_STORED DATA_:
※ ※ ※

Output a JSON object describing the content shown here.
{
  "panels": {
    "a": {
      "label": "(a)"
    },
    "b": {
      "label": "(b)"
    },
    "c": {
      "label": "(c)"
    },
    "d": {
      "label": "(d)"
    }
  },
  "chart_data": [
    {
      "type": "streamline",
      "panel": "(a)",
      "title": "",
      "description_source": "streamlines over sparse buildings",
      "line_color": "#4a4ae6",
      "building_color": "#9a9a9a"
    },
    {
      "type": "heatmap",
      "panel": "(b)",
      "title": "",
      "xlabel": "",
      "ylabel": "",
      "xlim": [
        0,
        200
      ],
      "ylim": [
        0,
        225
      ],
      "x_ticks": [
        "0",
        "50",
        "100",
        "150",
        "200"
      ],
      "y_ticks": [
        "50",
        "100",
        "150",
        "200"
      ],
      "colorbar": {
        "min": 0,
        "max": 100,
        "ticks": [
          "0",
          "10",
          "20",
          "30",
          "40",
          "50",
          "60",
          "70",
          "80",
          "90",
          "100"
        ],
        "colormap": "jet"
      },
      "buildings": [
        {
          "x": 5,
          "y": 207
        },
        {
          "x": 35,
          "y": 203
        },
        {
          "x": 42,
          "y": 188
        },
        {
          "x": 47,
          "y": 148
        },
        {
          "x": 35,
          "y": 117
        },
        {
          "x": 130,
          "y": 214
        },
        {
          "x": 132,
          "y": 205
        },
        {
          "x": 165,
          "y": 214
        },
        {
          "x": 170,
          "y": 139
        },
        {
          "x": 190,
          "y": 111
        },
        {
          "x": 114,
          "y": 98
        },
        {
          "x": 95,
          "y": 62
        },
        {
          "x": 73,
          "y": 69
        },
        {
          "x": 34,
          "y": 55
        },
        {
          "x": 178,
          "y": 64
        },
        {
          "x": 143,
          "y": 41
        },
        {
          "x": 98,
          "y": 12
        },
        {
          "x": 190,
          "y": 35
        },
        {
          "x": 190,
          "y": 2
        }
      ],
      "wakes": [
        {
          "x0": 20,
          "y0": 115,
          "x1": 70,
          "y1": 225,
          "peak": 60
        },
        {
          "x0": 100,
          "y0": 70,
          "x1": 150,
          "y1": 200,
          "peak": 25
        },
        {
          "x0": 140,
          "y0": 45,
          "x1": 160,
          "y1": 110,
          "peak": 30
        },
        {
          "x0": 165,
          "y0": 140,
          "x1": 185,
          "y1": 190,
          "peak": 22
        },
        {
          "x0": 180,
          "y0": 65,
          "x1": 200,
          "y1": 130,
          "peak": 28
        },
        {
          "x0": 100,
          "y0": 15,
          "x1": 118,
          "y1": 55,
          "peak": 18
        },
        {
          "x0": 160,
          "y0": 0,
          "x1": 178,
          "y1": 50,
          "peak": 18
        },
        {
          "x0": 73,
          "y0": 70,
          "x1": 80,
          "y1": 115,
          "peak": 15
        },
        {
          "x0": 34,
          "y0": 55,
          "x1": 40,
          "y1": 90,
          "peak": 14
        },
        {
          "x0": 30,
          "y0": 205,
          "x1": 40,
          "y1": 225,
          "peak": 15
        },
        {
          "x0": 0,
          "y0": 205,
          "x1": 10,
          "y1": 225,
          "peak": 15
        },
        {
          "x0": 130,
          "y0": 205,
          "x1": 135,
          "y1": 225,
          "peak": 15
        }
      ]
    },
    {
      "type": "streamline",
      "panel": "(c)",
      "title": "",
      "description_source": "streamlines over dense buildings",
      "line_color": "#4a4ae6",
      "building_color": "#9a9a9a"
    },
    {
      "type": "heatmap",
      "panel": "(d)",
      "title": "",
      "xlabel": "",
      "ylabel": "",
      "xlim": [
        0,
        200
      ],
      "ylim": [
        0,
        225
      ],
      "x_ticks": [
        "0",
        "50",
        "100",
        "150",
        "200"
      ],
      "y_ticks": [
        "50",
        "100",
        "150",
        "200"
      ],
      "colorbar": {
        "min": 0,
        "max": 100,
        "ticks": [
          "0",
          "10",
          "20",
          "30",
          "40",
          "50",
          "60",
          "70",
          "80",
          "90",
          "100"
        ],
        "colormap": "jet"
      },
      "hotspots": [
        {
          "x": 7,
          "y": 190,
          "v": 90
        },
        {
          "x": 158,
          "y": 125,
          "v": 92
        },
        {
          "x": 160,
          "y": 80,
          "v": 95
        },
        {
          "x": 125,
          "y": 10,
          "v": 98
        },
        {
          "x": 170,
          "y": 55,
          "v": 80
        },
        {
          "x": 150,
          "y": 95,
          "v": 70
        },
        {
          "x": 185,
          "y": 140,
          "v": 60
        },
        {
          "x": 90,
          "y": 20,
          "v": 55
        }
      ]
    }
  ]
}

※ ※ ※

_EXERCISE AIM_: Copy out the whole listing, exactly as written.

_THE RESPONSE_:
Output a JSON object describing the content shown here.
{
  "panels": {
    "a": {
      "label": "(a)"
    },
    "b": {
      "label": "(b)"
    },
    "c": {
      "label": "(c)"
    },
    "d": {
      "label": "(d)"
    }
  },
  "chart_data": [
    {
      "type": "streamline",
      "panel": "(a)",
      "title": "",
      "description_source": "streamlines over sparse buildings",
      "line_color": "#4a4ae6",
      "building_color": "#9a9a9a"
    },
    {
      "type": "heatmap",
      "panel": "(b)",
      "title": "",
      "xlabel": "",
      "ylabel": "",
      "xlim": [
        0,
        200
      ],
      "ylim": [
        0,
        225
      ],
      "x_ticks": [
        "0",
        "50",
        "100",
        "150",
        "200"
      ],
      "y_ticks": [
        "50",
        "100",
        "150",
        "200"
      ],
      "colorbar": {
        "min": 0,
        "max": 100,
        "ticks": [
          "0",
          "10",
          "20",
          "30",
          "40",
          "50",
          "60",
          "70",
          "80",
          "90",
          "100"
        ],
        "colormap": "jet"
      },
      "buildings": [
        {
          "x": 5,
          "y": 207
        },
        {
          "x": 35,
          "y": 203
        },
        {
          "x": 42,
          "y": 188
        },
        {
          "x": 47,
          "y": 148
        },
        {
          "x": 35,
          "y": 117
        },
        {
          "x": 130,
          "y": 214
        },
        {
          "x": 132,
          "y": 205
        },
        {
          "x": 165,
          "y": 214
        },
        {
          "x": 170,
          "y": 139
        },
        {
          "x": 190,
          "y": 111
        },
        {
          "x": 114,
          "y": 98
        },
        {
          "x": 95,
          "y": 62
        },
        {
          "x": 73,
          "y": 69
        },
        {
          "x": 34,
          "y": 55
        },
        {
          "x": 178,
          "y": 64
        },
        {
          "x": 143,
          "y": 41
        },
        {
          "x": 98,
          "y": 12
        },
        {
          "x": 190,
          "y": 35
        },
        {
          "x": 190,
          "y": 2
        }
      ],
      "wakes": [
        {
          "x0": 20,
          "y0": 115,
          "x1": 70,
          "y1": 225,
          "peak": 60
        },
        {
          "x0": 100,
          "y0": 70,
          "x1": 150,
          "y1": 200,
          "peak": 25
        },
        {
          "x0": 140,
          "y0": 45,
          "x1": 160,
          "y1": 110,
          "peak": 30
        },
        {
          "x0": 165,
          "y0": 140,
          "x1": 185,
          "y1": 190,
          "peak": 22
        },
        {
          "x0": 180,
          "y0": 65,
          "x1": 200,
          "y1": 130,
          "peak": 28
        },
        {
          "x0": 100,
          "y0": 15,
          "x1": 118,
          "y1": 55,
          "peak": 18
        },
        {
          "x0": 160,
          "y0": 0,
          "x1": 178,
          "y1": 50,
          "peak": 18
        },
        {
          "x0": 73,
          "y0": 70,
          "x1": 80,
          "y1": 115,
          "peak": 15
        },
        {
          "x0": 34,
          "y0": 55,
          "x1": 40,
          "y1": 90,
          "peak": 14
        },
        {
          "x0": 30,
          "y0": 205,
          "x1": 40,
          "y1": 225,
          "peak": 15
        },
        {
          "x0": 0,
          "y0": 205,
          "x1": 10,
          "y1": 225,
          "peak": 15
        },
        {
          "x0": 130,
          "y0": 205,
          "x1": 135,
          "y1": 225,
          "peak": 15
        }
      ]
    },
    {
      "type": "streamline",
      "panel": "(c)",
      "title": "",
      "description_source": "streamlines over dense buildings",
      "line_color": "#4a4ae6",
      "building_color": "#9a9a9a"
    },
    {
      "type": "heatmap",
      "panel": "(d)",
      "title": "",
      "xlabel": "",
      "ylabel": "",
      "xlim": [
        0,
        200
      ],
      "ylim": [
        0,
        225
      ],
      "x_ticks": [
        "0",
        "50",
        "100",
        "150",
        "200"
      ],
      "y_ticks": [
        "50",
        "100",
        "150",
        "200"
      ],
      "colorbar": {
        "min": 0,
        "max": 100,
        "ticks": [
          "0",
          "10",
          "20",
          "30",
          "40",
          "50",
          "60",
          "70",
          "80",
          "90",
          "100"
        ],
        "colormap": "jet"
      },
      "hotspots": [
        {
          "x": 7,
          "y": 190,
          "v": 90
        },
        {
          "x": 158,
          "y": 125,
          "v": 92
        },
        {
          "x": 160,
          "y": 80,
          "v": 95
        },
        {
          "x": 125,
          "y": 10,
          "v": 98
        },
        {
          "x": 170,
          "y": 55,
          "v": 80
        },
        {
          "x": 150,
          "y": 95,
          "v": 70
        },
        {
          "x": 185,
          "y": 140,
          "v": 60
        },
        {
          "x": 90,
          "y": 20,
          "v": 55
        }
      ]
    }
  ]
}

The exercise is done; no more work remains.